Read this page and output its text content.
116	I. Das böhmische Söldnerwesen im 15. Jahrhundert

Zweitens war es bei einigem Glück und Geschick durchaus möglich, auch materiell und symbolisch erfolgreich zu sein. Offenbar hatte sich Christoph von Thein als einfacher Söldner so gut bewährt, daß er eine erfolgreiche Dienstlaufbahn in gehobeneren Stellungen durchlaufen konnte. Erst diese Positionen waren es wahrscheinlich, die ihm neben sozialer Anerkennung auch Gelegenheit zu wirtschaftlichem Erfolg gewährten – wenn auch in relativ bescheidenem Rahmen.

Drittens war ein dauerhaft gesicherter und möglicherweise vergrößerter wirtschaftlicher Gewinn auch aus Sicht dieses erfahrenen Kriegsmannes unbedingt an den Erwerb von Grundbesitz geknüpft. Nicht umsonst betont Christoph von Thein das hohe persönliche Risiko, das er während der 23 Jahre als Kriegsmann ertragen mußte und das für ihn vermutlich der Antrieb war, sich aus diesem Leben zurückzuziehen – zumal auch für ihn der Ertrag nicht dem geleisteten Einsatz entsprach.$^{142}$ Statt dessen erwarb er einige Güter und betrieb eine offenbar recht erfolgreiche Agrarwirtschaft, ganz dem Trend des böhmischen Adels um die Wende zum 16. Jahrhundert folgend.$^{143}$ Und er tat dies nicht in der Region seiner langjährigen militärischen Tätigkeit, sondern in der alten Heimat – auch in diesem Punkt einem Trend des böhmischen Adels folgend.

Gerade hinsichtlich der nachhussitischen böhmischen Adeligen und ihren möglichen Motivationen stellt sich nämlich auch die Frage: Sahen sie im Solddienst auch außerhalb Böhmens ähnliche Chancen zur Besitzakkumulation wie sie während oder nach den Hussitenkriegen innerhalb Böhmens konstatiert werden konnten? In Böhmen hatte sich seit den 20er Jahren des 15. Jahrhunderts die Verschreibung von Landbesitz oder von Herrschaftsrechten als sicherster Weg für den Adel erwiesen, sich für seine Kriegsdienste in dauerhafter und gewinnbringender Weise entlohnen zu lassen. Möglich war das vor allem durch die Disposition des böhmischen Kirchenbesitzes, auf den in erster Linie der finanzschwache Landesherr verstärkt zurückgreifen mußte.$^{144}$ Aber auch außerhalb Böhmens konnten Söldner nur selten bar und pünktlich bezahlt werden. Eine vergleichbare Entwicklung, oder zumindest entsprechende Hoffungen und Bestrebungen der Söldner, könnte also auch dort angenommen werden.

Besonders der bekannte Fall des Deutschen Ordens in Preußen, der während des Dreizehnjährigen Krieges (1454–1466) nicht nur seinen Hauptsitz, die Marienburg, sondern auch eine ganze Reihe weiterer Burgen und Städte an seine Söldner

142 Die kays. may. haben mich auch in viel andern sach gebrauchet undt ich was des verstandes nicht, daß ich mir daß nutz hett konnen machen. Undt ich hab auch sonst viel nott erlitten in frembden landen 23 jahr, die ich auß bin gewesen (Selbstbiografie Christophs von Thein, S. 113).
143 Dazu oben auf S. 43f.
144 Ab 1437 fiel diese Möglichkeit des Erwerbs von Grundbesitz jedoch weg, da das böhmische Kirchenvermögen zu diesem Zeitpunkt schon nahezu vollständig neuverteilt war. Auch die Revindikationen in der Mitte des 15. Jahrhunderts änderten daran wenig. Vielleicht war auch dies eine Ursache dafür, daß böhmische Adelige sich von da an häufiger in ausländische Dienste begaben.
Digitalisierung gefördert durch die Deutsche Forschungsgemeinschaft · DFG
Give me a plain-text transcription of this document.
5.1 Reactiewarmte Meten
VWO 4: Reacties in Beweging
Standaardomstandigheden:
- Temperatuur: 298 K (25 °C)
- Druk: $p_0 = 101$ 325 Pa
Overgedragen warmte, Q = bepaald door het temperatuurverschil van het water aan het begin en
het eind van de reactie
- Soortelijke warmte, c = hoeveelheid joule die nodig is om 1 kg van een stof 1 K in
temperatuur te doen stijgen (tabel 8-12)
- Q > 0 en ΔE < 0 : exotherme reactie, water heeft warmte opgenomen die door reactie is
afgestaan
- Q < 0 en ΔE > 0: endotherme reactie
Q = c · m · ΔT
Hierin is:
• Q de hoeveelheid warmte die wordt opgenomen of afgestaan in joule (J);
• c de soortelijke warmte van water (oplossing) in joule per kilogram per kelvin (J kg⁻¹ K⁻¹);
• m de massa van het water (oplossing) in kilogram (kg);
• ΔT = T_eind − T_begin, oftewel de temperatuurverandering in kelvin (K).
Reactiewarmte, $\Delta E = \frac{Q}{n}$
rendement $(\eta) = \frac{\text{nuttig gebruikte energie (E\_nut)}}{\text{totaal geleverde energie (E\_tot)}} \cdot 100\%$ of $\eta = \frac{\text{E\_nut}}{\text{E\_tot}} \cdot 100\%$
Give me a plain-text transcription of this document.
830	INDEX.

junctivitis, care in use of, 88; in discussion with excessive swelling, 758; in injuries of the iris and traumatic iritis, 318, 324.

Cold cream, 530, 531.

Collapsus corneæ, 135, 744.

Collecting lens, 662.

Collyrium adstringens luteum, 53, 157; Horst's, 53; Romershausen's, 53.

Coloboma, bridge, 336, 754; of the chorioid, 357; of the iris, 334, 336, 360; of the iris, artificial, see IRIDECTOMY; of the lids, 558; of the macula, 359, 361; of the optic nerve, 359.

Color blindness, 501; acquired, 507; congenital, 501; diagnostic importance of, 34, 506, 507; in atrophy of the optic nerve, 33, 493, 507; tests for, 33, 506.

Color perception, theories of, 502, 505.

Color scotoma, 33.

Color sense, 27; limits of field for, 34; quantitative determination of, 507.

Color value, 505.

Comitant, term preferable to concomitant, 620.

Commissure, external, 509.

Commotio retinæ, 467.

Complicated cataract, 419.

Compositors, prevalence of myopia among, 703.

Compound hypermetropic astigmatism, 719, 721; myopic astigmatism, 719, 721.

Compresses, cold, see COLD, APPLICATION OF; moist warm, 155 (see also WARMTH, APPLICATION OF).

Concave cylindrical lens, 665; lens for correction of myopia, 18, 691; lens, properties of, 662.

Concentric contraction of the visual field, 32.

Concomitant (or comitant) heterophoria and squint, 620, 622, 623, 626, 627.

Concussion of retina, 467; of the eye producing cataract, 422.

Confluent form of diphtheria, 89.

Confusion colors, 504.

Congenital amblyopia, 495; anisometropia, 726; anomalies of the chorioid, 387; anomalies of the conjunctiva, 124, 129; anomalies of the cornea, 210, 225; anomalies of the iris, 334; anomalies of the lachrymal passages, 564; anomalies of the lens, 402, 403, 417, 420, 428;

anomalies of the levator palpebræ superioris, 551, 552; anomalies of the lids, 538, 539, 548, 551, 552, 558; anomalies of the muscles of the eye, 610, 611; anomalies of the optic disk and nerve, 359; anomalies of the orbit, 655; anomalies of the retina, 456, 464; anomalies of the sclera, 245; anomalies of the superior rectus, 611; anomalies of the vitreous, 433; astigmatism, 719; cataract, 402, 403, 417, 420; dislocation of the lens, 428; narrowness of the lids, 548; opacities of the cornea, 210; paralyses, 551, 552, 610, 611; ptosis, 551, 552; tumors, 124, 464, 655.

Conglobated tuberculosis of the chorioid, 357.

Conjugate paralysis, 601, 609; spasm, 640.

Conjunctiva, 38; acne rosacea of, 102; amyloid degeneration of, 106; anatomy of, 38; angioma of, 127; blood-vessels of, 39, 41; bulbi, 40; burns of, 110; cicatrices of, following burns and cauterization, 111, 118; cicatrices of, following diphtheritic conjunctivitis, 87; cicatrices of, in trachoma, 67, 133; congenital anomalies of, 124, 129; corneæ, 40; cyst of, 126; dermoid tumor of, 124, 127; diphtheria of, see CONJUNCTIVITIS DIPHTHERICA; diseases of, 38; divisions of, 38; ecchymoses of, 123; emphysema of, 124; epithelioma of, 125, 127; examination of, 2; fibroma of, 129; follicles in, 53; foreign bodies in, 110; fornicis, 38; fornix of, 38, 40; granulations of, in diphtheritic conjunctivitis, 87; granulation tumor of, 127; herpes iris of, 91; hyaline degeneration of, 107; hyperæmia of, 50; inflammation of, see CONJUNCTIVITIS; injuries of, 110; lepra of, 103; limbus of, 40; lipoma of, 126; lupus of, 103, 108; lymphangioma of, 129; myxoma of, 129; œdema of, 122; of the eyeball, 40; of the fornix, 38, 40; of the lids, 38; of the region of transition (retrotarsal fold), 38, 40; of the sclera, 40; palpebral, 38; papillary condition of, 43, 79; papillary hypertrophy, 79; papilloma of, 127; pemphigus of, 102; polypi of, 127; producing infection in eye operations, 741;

About this task
Copy out the lines above with "optic" in them.

Completed task
Coloboma, bridge, 336, 754; of the chorioid, 357; of the iris, 334, 336, 360; of the iris, artificial, see IRIDECTOMY; of the lids, 558; of the macula, 359, 361; of the optic nerve, 359.
Color blindness, 501; acquired, 507; congenital, 501; diagnostic importance of, 34, 506, 507; in atrophy of the optic nerve, 33, 493, 507; tests for, 33, 506.
anomalies of the levator palpebræ superioris, 551, 552; anomalies of the lids, 538, 539, 548, 551, 552, 558; anomalies of the muscles of the eye, 610, 611; anomalies of the optic disk and nerve, 359; anomalies of the orbit, 655; anomalies of the retina, 456, 464; anomalies of the sclera, 245; anomalies of the superior rectus, 611; anomalies of the vitreous, 433; astigmatism, 719; cataract, 402, 403, 417, 420; dislocation of the lens, 428; narrowness of the lids, 548; opacities of the cornea, 210; paralyses, 551, 552, 610, 611; ptosis, 551, 552; tumors, 124, 464, 655.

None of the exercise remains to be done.